-------- Information given

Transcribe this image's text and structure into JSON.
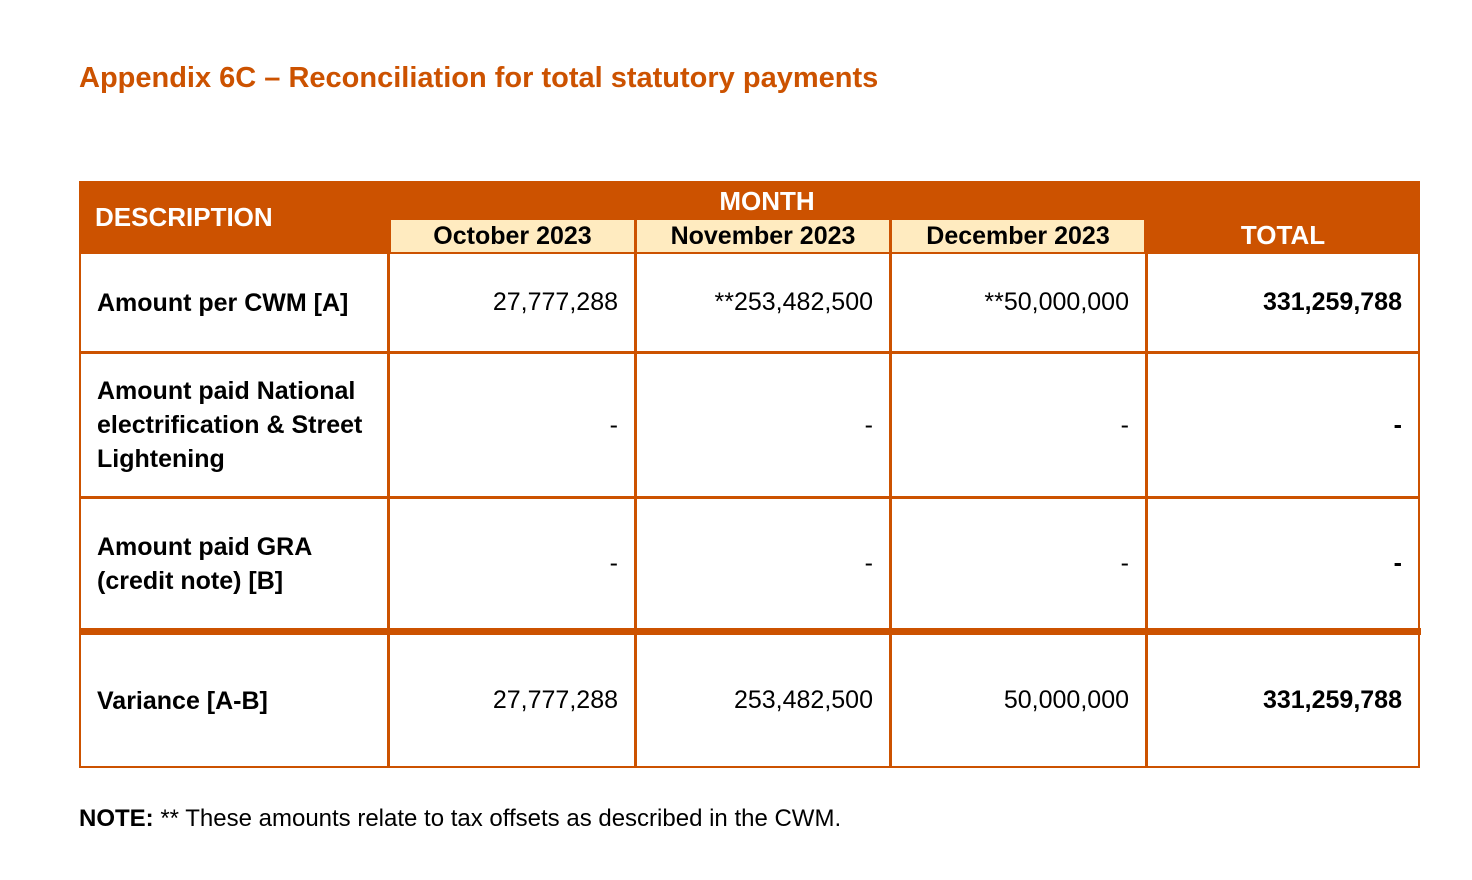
{
  "title": "Appendix 6C – Reconciliation for total statutory payments",
  "header": {
    "description": "DESCRIPTION",
    "month": "MONTH",
    "months": [
      "October 2023",
      "November 2023",
      "December 2023"
    ],
    "total": "TOTAL"
  },
  "rows": [
    {
      "label": "Amount per CWM [A]",
      "values": [
        "27,777,288",
        "**253,482,500",
        "**50,000,000"
      ],
      "total": "331,259,788"
    },
    {
      "label": "Amount paid National electrification & Street Lightening",
      "values": [
        "-",
        "-",
        "-"
      ],
      "total": "-"
    },
    {
      "label": "Amount paid GRA (credit note) [B]",
      "values": [
        "-",
        "-",
        "-"
      ],
      "total": "-"
    },
    {
      "label": "Variance [A-B]",
      "values": [
        "27,777,288",
        "253,482,500",
        "50,000,000"
      ],
      "total": "331,259,788"
    }
  ],
  "note": {
    "label": "NOTE:",
    "text": " ** These amounts relate to tax offsets as described in the CWM."
  },
  "colors": {
    "accent": "#CC5200",
    "subheader": "#FFEBC0"
  }
}
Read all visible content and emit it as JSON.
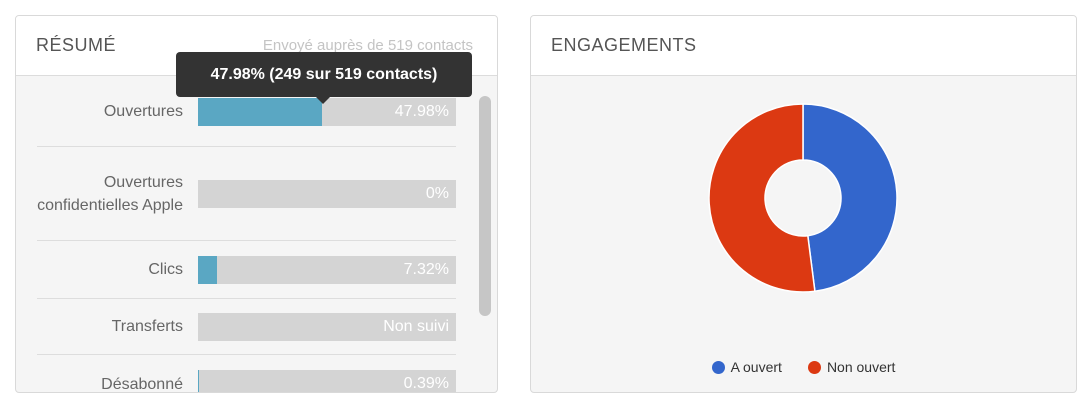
{
  "resume": {
    "title": "RÉSUMÉ",
    "subtitle": "Envoyé auprès de 519 contacts",
    "tooltip": "47.98% (249 sur 519 contacts)",
    "rows": [
      {
        "label": "Ouvertures",
        "value_text": "47.98%",
        "fill": 0.4798
      },
      {
        "label": "Ouvertures confidentielles Apple",
        "value_text": "0%",
        "fill": 0
      },
      {
        "label": "Clics",
        "value_text": "7.32%",
        "fill": 0.0732
      },
      {
        "label": "Transferts",
        "value_text": "Non suivi",
        "fill": 0
      },
      {
        "label": "Désabonné",
        "value_text": "0.39%",
        "fill": 0.0039
      }
    ]
  },
  "engagements": {
    "title": "ENGAGEMENTS",
    "chart_data": {
      "type": "pie",
      "variant": "donut",
      "categories": [
        "A ouvert",
        "Non ouvert"
      ],
      "values": [
        47.98,
        52.02
      ],
      "colors": [
        "#3366cc",
        "#dc3912"
      ],
      "legend_position": "bottom"
    },
    "legend": [
      {
        "label": "A ouvert",
        "color": "#3366cc"
      },
      {
        "label": "Non ouvert",
        "color": "#dc3912"
      }
    ]
  },
  "colors": {
    "bar_fill": "#5aa7c3",
    "bar_track": "#d4d4d4",
    "tooltip_bg": "#333333"
  }
}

----------------

Required task => Write out the records above exactly as they appear, leaving out any pictures.

Solution for this exercise =>
Transcribe this image's text and structure into JSON.
{
  "title": "Appendix 6C – Reconciliation for total statutory payments",
  "header": {
    "description": "DESCRIPTION",
    "month": "MONTH",
    "months": [
      "October 2023",
      "November 2023",
      "December 2023"
    ],
    "total": "TOTAL"
  },
  "rows": [
    {
      "label": "Amount per CWM [A]",
      "values": [
        "27,777,288",
        "**253,482,500",
        "**50,000,000"
      ],
      "total": "331,259,788"
    },
    {
      "label": "Amount paid National electrification & Street Lightening",
      "values": [
        "-",
        "-",
        "-"
      ],
      "total": "-"
    },
    {
      "label": "Amount paid GRA (credit note) [B]",
      "values": [
        "-",
        "-",
        "-"
      ],
      "total": "-"
    },
    {
      "label": "Variance [A-B]",
      "values": [
        "27,777,288",
        "253,482,500",
        "50,000,000"
      ],
      "total": "331,259,788"
    }
  ],
  "note": {
    "label": "NOTE:",
    "text": " ** These amounts relate to tax offsets as described in the CWM."
  },
  "colors": {
    "accent": "#CC5200",
    "subheader": "#FFEBC0"
  }
}
Read all visible content and emit it as JSON.
{
  "resume": {
    "title": "RÉSUMÉ",
    "subtitle": "Envoyé auprès de 519 contacts",
    "tooltip": "47.98% (249 sur 519 contacts)",
    "rows": [
      {
        "label": "Ouvertures",
        "value_text": "47.98%",
        "fill": 0.4798
      },
      {
        "label": "Ouvertures confidentielles Apple",
        "value_text": "0%",
        "fill": 0
      },
      {
        "label": "Clics",
        "value_text": "7.32%",
        "fill": 0.0732
      },
      {
        "label": "Transferts",
        "value_text": "Non suivi",
        "fill": 0
      },
      {
        "label": "Désabonné",
        "value_text": "0.39%",
        "fill": 0.0039
      }
    ]
  },
  "engagements": {
    "title": "ENGAGEMENTS",
    "chart_data": {
      "type": "pie",
      "variant": "donut",
      "categories": [
        "A ouvert",
        "Non ouvert"
      ],
      "values": [
        47.98,
        52.02
      ],
      "colors": [
        "#3366cc",
        "#dc3912"
      ],
      "legend_position": "bottom"
    },
    "legend": [
      {
        "label": "A ouvert",
        "color": "#3366cc"
      },
      {
        "label": "Non ouvert",
        "color": "#dc3912"
      }
    ]
  },
  "colors": {
    "bar_fill": "#5aa7c3",
    "bar_track": "#d4d4d4",
    "tooltip_bg": "#333333"
  }
}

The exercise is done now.